------ INPUT ROWS
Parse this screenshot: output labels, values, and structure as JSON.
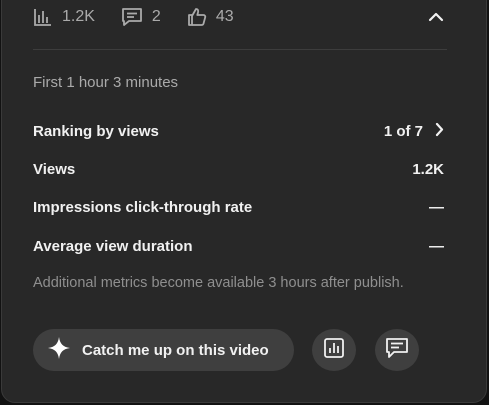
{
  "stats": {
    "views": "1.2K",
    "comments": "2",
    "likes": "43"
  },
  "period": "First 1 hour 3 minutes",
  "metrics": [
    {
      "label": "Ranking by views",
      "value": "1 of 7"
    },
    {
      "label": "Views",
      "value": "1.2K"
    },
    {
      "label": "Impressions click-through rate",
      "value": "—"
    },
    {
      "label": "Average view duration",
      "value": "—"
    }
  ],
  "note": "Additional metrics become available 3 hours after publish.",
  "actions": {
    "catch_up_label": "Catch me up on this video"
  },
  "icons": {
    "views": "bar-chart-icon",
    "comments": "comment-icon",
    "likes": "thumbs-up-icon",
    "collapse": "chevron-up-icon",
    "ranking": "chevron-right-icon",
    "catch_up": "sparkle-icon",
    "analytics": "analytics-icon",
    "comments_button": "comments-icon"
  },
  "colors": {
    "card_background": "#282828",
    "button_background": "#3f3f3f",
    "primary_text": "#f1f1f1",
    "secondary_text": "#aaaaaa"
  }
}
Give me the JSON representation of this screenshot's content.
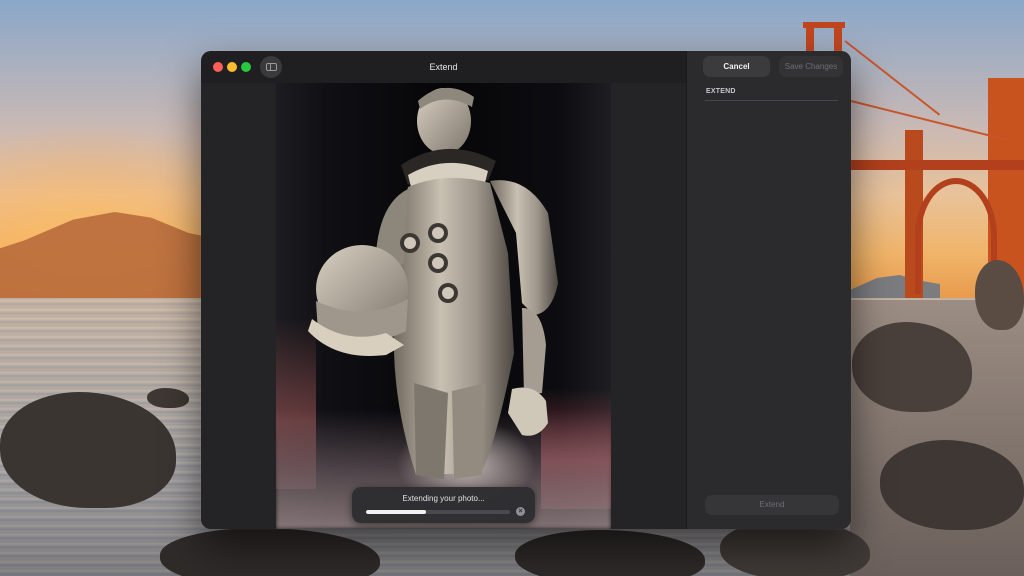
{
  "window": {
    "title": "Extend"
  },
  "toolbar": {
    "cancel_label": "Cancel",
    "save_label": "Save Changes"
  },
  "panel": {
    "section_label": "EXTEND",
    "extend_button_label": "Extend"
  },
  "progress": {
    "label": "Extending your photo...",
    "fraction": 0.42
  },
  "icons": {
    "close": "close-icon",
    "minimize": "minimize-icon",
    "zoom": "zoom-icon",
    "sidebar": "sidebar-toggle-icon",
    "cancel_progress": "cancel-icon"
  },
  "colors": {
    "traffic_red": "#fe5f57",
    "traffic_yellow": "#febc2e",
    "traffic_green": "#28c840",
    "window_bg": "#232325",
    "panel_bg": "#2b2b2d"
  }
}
------------
------ INPUT ROWS
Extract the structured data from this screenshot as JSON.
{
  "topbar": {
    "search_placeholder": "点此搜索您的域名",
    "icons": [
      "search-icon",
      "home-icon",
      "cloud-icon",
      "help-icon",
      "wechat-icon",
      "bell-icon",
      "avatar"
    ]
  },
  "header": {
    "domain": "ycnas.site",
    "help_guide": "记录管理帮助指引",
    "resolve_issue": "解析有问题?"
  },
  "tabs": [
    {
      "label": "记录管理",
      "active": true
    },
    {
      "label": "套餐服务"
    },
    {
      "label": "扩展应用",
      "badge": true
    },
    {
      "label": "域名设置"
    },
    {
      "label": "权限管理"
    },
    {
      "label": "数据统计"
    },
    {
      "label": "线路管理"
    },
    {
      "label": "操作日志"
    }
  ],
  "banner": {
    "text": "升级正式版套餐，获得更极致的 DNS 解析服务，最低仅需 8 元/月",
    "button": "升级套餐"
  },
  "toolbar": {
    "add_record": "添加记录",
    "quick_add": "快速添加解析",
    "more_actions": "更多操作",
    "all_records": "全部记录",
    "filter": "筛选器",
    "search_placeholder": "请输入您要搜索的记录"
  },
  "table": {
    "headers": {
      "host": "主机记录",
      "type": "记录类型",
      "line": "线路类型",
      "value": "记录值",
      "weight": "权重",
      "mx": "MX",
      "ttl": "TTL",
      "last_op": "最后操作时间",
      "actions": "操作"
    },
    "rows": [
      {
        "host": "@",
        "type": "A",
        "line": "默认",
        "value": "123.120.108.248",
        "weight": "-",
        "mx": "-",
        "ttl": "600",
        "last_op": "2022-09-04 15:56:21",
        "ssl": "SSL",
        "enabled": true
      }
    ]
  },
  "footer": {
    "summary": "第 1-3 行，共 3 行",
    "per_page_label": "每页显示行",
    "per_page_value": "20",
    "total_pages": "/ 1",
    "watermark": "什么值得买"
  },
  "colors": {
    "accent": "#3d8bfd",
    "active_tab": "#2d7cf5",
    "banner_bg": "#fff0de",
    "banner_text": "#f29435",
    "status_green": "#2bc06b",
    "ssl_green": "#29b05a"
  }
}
------------
Gather each line of the listing that holds the string "this".

**FINAL RESULT**
Parse this screenshot: output labels, values, and structure as JSON.
    "catch_up_label": "Catch me up on this video"
Give me the JSON representation of this screenshot's content.
Extract the structured data from this screenshot as JSON.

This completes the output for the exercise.